- [To be done]: Wherever a line holds the word "Технол", copy that line out.
_____
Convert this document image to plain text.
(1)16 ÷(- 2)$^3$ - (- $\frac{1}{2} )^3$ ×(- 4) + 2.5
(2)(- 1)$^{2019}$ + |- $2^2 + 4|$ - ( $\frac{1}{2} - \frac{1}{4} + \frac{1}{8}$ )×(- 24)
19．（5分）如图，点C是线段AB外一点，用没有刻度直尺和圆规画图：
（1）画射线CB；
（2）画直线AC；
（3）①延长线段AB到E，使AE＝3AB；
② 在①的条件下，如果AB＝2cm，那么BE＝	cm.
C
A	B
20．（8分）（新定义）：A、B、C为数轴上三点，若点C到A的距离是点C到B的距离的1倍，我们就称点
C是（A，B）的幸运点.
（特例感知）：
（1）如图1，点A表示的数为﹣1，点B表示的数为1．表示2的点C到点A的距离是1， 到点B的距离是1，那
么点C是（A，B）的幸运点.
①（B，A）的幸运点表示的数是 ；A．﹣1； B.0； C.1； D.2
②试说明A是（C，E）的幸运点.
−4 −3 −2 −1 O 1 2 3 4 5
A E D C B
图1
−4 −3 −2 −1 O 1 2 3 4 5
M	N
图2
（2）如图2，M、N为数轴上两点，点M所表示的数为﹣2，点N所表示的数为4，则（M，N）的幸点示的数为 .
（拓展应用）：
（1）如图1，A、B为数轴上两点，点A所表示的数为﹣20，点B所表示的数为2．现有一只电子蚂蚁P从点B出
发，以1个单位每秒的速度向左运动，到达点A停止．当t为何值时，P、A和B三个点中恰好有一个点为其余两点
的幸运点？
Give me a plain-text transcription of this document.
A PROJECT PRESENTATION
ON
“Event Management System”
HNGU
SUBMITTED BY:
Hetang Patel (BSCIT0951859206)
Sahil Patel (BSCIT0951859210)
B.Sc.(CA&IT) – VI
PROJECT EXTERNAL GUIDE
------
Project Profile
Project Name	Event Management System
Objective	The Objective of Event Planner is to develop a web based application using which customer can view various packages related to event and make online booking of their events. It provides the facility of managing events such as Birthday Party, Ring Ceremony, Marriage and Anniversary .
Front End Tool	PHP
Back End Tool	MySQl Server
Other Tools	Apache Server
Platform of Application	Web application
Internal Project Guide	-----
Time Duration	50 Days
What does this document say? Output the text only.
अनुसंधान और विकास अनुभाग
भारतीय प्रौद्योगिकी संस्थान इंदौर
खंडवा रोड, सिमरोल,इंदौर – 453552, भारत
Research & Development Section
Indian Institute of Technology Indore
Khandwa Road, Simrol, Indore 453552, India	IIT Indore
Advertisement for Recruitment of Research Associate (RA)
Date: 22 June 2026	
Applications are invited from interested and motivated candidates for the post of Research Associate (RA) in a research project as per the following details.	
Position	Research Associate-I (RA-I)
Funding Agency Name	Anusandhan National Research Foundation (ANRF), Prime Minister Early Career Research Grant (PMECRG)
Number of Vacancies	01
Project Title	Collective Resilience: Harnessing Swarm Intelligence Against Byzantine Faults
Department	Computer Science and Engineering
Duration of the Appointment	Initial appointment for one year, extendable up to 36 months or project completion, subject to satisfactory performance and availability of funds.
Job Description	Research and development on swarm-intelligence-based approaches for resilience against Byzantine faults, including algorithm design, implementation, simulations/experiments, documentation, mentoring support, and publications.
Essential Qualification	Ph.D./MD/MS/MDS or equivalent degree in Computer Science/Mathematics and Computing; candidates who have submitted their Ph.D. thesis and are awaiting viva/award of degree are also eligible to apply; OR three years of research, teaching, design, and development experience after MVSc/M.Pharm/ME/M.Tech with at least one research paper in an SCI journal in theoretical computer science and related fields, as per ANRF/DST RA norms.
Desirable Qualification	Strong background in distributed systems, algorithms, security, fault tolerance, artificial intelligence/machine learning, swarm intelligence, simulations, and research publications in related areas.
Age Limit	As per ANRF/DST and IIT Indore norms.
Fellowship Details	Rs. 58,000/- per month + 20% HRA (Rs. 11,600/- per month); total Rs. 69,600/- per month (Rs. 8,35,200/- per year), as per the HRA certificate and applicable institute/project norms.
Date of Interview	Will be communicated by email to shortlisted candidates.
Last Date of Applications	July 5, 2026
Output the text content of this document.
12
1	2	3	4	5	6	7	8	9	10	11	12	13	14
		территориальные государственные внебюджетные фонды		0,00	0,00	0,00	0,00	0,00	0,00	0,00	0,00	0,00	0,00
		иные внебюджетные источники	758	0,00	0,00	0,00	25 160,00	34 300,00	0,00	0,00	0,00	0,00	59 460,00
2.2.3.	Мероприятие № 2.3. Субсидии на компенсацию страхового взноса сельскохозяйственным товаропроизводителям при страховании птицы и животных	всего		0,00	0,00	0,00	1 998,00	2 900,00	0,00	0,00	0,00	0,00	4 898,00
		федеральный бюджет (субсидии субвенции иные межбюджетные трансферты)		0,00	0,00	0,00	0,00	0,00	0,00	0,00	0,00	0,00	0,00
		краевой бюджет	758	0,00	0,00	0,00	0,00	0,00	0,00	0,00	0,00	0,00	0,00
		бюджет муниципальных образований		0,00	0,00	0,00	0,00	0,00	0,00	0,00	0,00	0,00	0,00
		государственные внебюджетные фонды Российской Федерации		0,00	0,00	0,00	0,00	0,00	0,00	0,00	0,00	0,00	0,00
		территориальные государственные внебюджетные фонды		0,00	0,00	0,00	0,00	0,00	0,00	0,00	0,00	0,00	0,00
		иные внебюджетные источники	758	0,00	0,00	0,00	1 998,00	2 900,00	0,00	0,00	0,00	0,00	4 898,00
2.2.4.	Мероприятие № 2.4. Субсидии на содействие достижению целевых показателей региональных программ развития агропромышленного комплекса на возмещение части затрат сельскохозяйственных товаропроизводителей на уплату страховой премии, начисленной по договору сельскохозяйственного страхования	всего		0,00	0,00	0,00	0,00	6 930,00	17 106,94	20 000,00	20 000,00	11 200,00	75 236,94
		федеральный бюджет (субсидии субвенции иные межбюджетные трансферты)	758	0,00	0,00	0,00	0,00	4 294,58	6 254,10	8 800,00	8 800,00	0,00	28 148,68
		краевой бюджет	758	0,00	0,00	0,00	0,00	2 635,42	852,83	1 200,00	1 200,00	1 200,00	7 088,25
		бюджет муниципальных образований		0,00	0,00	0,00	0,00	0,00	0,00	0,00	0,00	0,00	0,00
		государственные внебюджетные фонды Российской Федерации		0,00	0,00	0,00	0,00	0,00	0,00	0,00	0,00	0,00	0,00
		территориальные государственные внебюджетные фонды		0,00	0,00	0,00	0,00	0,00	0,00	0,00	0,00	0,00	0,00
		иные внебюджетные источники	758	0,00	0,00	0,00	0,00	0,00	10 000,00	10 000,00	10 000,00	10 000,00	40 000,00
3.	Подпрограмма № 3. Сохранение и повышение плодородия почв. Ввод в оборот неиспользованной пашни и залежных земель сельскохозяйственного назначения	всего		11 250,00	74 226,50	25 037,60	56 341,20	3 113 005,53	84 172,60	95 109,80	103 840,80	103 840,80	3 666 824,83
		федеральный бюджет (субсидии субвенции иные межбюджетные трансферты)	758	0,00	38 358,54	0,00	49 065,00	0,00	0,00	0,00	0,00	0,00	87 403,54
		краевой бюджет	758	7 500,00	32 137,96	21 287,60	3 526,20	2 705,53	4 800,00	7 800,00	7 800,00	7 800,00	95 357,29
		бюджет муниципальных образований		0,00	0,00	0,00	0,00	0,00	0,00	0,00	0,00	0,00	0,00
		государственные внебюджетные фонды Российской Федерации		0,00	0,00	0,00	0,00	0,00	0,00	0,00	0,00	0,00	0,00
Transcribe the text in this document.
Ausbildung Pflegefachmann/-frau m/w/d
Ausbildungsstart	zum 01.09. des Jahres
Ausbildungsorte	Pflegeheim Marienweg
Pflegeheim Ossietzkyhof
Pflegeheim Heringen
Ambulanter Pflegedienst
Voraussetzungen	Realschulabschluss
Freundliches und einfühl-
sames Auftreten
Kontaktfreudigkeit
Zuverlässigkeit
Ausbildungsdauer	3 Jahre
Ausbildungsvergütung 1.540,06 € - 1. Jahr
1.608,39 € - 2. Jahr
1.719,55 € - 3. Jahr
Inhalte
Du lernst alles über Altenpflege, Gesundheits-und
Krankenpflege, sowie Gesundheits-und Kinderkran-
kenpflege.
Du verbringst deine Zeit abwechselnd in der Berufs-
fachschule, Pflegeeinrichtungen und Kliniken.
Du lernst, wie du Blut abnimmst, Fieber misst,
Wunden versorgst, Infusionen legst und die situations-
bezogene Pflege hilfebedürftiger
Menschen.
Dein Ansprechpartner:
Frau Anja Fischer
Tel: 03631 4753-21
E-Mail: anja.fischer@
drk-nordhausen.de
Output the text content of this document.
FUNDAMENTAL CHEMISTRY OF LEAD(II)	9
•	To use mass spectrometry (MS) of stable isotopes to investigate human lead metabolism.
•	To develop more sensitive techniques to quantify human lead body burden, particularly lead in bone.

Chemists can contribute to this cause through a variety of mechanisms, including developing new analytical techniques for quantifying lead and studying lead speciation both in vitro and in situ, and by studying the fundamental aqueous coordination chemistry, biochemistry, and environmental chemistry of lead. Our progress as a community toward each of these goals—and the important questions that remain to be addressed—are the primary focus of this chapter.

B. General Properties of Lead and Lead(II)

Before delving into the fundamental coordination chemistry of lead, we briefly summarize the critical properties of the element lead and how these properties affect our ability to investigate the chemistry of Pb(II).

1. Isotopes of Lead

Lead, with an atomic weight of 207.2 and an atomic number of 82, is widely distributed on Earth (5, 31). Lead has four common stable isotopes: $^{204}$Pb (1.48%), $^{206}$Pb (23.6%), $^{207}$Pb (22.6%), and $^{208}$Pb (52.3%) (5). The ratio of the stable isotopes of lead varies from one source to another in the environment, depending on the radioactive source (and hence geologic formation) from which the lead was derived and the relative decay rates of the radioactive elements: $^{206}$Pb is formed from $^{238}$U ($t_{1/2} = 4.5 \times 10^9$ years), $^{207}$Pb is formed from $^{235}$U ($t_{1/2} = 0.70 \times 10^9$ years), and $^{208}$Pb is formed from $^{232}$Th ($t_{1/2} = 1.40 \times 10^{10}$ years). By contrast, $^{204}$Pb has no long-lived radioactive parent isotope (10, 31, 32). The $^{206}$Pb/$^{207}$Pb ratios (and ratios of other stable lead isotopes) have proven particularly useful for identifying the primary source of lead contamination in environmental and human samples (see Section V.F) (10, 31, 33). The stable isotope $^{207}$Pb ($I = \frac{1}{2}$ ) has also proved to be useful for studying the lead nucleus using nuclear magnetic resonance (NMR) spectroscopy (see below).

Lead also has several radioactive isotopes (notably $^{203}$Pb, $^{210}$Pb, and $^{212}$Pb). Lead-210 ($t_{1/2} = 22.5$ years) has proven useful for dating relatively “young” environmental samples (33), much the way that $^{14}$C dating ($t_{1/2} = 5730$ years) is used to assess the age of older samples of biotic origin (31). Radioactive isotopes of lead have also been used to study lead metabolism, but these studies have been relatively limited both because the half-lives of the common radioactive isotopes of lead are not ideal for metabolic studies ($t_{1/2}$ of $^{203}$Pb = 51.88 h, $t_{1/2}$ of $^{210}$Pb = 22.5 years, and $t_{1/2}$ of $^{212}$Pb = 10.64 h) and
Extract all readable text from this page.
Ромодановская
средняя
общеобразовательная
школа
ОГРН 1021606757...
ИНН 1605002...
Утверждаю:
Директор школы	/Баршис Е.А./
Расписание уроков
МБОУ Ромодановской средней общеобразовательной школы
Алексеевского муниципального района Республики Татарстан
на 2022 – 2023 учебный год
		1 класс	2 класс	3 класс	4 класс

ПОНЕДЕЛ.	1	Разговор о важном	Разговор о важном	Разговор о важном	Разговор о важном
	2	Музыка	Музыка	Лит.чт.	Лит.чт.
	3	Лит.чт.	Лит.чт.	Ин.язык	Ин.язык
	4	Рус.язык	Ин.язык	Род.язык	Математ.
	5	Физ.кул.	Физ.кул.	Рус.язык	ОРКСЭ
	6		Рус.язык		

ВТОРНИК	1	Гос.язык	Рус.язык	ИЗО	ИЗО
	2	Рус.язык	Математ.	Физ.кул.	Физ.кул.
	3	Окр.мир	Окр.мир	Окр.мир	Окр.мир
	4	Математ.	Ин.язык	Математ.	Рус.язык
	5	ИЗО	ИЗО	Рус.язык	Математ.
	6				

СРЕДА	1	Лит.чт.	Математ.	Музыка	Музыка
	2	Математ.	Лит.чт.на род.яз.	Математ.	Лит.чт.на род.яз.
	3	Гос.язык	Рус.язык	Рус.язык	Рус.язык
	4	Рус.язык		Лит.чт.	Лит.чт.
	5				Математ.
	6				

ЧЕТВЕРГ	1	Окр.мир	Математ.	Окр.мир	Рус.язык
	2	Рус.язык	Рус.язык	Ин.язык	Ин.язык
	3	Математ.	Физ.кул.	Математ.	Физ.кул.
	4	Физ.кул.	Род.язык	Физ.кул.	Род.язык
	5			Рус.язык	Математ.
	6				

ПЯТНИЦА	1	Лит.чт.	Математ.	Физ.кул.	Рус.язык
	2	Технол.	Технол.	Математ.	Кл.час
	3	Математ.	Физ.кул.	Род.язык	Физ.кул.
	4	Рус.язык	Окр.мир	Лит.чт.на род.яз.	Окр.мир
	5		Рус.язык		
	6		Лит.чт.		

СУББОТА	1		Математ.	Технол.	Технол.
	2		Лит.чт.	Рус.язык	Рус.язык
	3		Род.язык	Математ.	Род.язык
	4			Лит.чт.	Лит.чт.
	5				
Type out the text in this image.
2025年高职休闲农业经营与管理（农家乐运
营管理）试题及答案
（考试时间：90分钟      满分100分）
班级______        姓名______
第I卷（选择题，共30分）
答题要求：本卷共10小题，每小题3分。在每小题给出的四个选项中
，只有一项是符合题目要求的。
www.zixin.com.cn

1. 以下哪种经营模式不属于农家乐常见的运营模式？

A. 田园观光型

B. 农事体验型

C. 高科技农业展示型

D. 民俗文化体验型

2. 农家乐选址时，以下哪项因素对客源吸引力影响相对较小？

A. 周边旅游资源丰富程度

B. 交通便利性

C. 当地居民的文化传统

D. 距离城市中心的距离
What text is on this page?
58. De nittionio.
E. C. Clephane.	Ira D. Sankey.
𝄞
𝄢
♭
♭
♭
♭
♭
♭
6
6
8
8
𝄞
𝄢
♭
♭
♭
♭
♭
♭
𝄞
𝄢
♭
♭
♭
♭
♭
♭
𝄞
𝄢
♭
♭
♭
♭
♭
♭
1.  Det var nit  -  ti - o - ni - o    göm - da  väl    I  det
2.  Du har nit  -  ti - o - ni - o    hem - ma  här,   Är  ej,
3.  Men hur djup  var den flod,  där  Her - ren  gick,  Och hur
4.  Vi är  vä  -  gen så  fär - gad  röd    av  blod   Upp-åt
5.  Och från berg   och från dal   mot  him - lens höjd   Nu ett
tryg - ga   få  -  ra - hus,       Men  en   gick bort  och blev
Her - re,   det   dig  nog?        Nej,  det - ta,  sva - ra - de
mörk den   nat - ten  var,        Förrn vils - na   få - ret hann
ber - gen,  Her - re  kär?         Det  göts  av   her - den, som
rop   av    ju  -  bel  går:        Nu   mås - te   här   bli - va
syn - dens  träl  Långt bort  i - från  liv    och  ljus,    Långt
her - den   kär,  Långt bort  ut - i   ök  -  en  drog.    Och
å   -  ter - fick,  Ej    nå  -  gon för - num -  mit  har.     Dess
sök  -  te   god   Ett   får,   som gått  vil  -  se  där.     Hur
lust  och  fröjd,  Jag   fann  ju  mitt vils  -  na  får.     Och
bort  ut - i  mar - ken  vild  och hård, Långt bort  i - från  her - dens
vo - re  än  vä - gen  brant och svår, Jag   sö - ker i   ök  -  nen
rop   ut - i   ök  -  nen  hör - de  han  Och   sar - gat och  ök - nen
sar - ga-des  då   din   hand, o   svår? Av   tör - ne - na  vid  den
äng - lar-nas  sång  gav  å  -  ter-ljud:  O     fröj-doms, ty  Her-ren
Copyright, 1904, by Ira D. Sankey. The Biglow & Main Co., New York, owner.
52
_____
- [Exercise response]:
	2	Технол.	Технол.	Математ.	Кл.час
СУББОТА	1		Математ.	Технол.	Технол.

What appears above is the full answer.